▸ WHAT TO WORK ON: Omit all pictures. Copy the rest of the material exactly.

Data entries
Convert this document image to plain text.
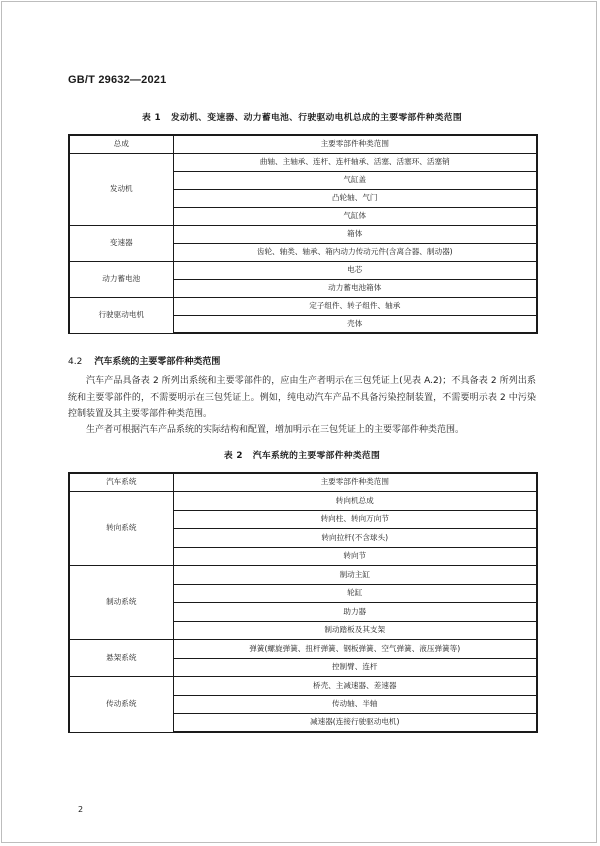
GB/T 29632—2021
表 1 发动机、变速器、动力蓄电池、行驶驱动电机总成的主要零部件种类范围
总成	主要零部件种类范围
发动机	曲轴、主轴承、连杆、连杆轴承、活塞、活塞环、活塞销
	气缸盖
	凸轮轴、气门
	气缸体
变速器	箱体
	齿轮、轴类、轴承、箱内动力传动元件(含离合器、制动器)
动力蓄电池	电芯
	动力蓄电池箱体
行驶驱动电机	定子组件、转子组件、轴承
	壳体
4.2 汽车系统的主要零部件种类范围
汽车产品具备表 2 所列出系统和主要零部件的，应由生产者明示在三包凭证上(见表 A.2)；不具备表 2 所列出系统和主要零部件的，不需要明示在三包凭证上。例如，纯电动汽车产品不具备污染控制装置，不需要明示表 2 中污染控制装置及其主要零部件种类范围。
生产者可根据汽车产品系统的实际结构和配置，增加明示在三包凭证上的主要零部件种类范围。
表 2 汽车系统的主要零部件种类范围
汽车系统	主要零部件种类范围
转向系统	转向机总成
	转向柱、转向万向节
	转向拉杆(不含球头)
	转向节
制动系统	制动主缸
	轮缸
	助力器
	制动踏板及其支架
悬架系统	弹簧(螺旋弹簧、扭杆弹簧、钢板弹簧、空气弹簧、液压弹簧等)
	控制臂、连杆
传动系统	桥壳、主减速器、差速器
	传动轴、半轴
	减速器(连接行驶驱动电机)
2
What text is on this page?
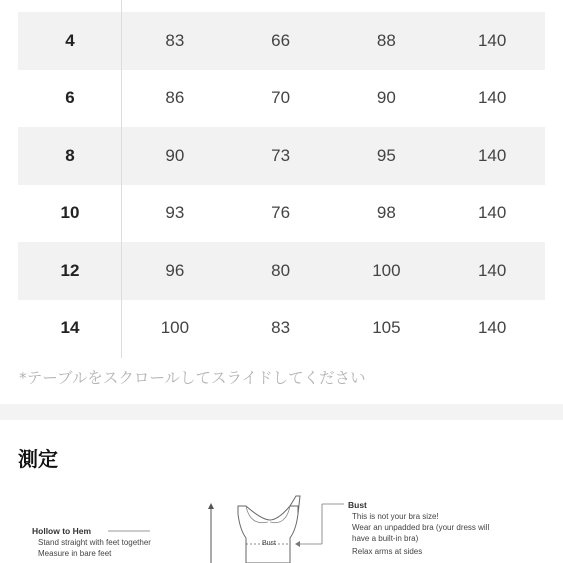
4	83	66	88	140
6	86	70	90	140
8	90	73	95	140
10	93	76	98	140
12	96	80	100	140
14	100	83	105	140
*テーブルをスクロールしてスライドしてください
測定
Hollow to Hem
Stand straight with feet together
Measure in bare feet
Bust
Bust
This is not your bra size!
Wear an unpadded bra (your dress will
have a built-in bra)
Relax arms at sides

▸ ANSWER TO THIS EXERCISE:
Convert this document image to plain text.
GB/T 29632—2021
表 1 发动机、变速器、动力蓄电池、行驶驱动电机总成的主要零部件种类范围
总成	主要零部件种类范围
发动机	曲轴、主轴承、连杆、连杆轴承、活塞、活塞环、活塞销
	气缸盖
	凸轮轴、气门
	气缸体
变速器	箱体
	齿轮、轴类、轴承、箱内动力传动元件(含离合器、制动器)
动力蓄电池	电芯
	动力蓄电池箱体
行驶驱动电机	定子组件、转子组件、轴承
	壳体
4.2 汽车系统的主要零部件种类范围
汽车产品具备表 2 所列出系统和主要零部件的，应由生产者明示在三包凭证上(见表 A.2)；不具备表 2 所列出系统和主要零部件的，不需要明示在三包凭证上。例如，纯电动汽车产品不具备污染控制装置，不需要明示表 2 中污染控制装置及其主要零部件种类范围。
生产者可根据汽车产品系统的实际结构和配置，增加明示在三包凭证上的主要零部件种类范围。
表 2 汽车系统的主要零部件种类范围
汽车系统	主要零部件种类范围
转向系统	转向机总成
	转向柱、转向万向节
	转向拉杆(不含球头)
	转向节
制动系统	制动主缸
	轮缸
	助力器
	制动踏板及其支架
悬架系统	弹簧(螺旋弹簧、扭杆弹簧、钢板弹簧、空气弹簧、液压弹簧等)
	控制臂、连杆
传动系统	桥壳、主减速器、差速器
	传动轴、半轴
	减速器(连接行驶驱动电机)
2
What text is on this page?
4	83	66	88	140
6	86	70	90	140
8	90	73	95	140
10	93	76	98	140
12	96	80	100	140
14	100	83	105	140
*テーブルをスクロールしてスライドしてください
測定
Hollow to Hem
Stand straight with feet together
Measure in bare feet
Bust
Bust
This is not your bra size!
Wear an unpadded bra (your dress will
have a built-in bra)
Relax arms at sides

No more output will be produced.